- [Stored items]
--

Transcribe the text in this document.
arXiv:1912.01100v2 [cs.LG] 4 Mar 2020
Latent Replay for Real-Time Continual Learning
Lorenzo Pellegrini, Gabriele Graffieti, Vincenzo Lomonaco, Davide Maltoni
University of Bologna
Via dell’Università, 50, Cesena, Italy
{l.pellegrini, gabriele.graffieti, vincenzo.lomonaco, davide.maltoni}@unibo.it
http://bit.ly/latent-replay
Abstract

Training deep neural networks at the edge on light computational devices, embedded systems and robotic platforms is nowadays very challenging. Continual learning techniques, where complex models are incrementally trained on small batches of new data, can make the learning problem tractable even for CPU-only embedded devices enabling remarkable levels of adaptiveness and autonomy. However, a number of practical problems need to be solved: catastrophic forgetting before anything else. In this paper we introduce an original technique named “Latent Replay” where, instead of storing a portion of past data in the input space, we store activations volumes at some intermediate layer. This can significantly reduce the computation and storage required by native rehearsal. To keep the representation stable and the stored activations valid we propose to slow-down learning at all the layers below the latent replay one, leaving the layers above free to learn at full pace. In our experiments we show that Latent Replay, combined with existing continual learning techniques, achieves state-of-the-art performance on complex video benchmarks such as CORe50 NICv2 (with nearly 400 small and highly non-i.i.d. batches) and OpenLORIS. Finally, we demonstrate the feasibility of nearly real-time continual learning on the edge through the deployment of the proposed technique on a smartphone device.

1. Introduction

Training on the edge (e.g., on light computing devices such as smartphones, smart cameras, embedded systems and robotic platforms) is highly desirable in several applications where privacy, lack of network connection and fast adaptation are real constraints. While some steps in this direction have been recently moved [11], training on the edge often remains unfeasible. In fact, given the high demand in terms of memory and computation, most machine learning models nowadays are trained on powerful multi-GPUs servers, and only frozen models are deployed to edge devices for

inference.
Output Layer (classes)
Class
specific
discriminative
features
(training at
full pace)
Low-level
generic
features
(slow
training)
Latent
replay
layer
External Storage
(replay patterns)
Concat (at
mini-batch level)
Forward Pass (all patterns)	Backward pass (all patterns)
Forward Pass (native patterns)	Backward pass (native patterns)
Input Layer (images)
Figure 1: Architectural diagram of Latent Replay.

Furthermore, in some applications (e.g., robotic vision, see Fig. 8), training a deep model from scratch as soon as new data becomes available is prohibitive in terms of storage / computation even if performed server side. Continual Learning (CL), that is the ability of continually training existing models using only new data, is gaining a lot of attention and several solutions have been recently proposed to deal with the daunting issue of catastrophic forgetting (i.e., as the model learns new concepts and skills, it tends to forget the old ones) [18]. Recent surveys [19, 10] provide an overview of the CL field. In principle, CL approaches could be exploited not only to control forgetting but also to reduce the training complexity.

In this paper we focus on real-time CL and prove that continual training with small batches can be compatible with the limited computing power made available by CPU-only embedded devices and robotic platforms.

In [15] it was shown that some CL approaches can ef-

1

--

- [Problem statement] Output the entries exactly.

- [Output]
Transcribe the text in this document.
arXiv:1912.01100v2 [cs.LG] 4 Mar 2020
Latent Replay for Real-Time Continual Learning
Lorenzo Pellegrini, Gabriele Graffieti, Vincenzo Lomonaco, Davide Maltoni
University of Bologna
Via dell’Università, 50, Cesena, Italy
{l.pellegrini, gabriele.graffieti, vincenzo.lomonaco, davide.maltoni}@unibo.it
http://bit.ly/latent-replay
Abstract

Training deep neural networks at the edge on light computational devices, embedded systems and robotic platforms is nowadays very challenging. Continual learning techniques, where complex models are incrementally trained on small batches of new data, can make the learning problem tractable even for CPU-only embedded devices enabling remarkable levels of adaptiveness and autonomy. However, a number of practical problems need to be solved: catastrophic forgetting before anything else. In this paper we introduce an original technique named “Latent Replay” where, instead of storing a portion of past data in the input space, we store activations volumes at some intermediate layer. This can significantly reduce the computation and storage required by native rehearsal. To keep the representation stable and the stored activations valid we propose to slow-down learning at all the layers below the latent replay one, leaving the layers above free to learn at full pace. In our experiments we show that Latent Replay, combined with existing continual learning techniques, achieves state-of-the-art performance on complex video benchmarks such as CORe50 NICv2 (with nearly 400 small and highly non-i.i.d. batches) and OpenLORIS. Finally, we demonstrate the feasibility of nearly real-time continual learning on the edge through the deployment of the proposed technique on a smartphone device.

1. Introduction

Training on the edge (e.g., on light computing devices such as smartphones, smart cameras, embedded systems and robotic platforms) is highly desirable in several applications where privacy, lack of network connection and fast adaptation are real constraints. While some steps in this direction have been recently moved [11], training on the edge often remains unfeasible. In fact, given the high demand in terms of memory and computation, most machine learning models nowadays are trained on powerful multi-GPUs servers, and only frozen models are deployed to edge devices for

inference.
Output Layer (classes)
Class
specific
discriminative
features
(training at
full pace)
Low-level
generic
features
(slow
training)
Latent
replay
layer
External Storage
(replay patterns)
Concat (at
mini-batch level)
Forward Pass (all patterns)	Backward pass (all patterns)
Forward Pass (native patterns)	Backward pass (native patterns)
Input Layer (images)
Figure 1: Architectural diagram of Latent Replay.

Furthermore, in some applications (e.g., robotic vision, see Fig. 8), training a deep model from scratch as soon as new data becomes available is prohibitive in terms of storage / computation even if performed server side. Continual Learning (CL), that is the ability of continually training existing models using only new data, is gaining a lot of attention and several solutions have been recently proposed to deal with the daunting issue of catastrophic forgetting (i.e., as the model learns new concepts and skills, it tends to forget the old ones) [18]. Recent surveys [19, 10] provide an overview of the CL field. In principle, CL approaches could be exploited not only to control forgetting but also to reduce the training complexity.

In this paper we focus on real-time CL and prove that continual training with small batches can be compatible with the limited computing power made available by CPU-only embedded devices and robotic platforms.

In [15] it was shown that some CL approaches can ef-

1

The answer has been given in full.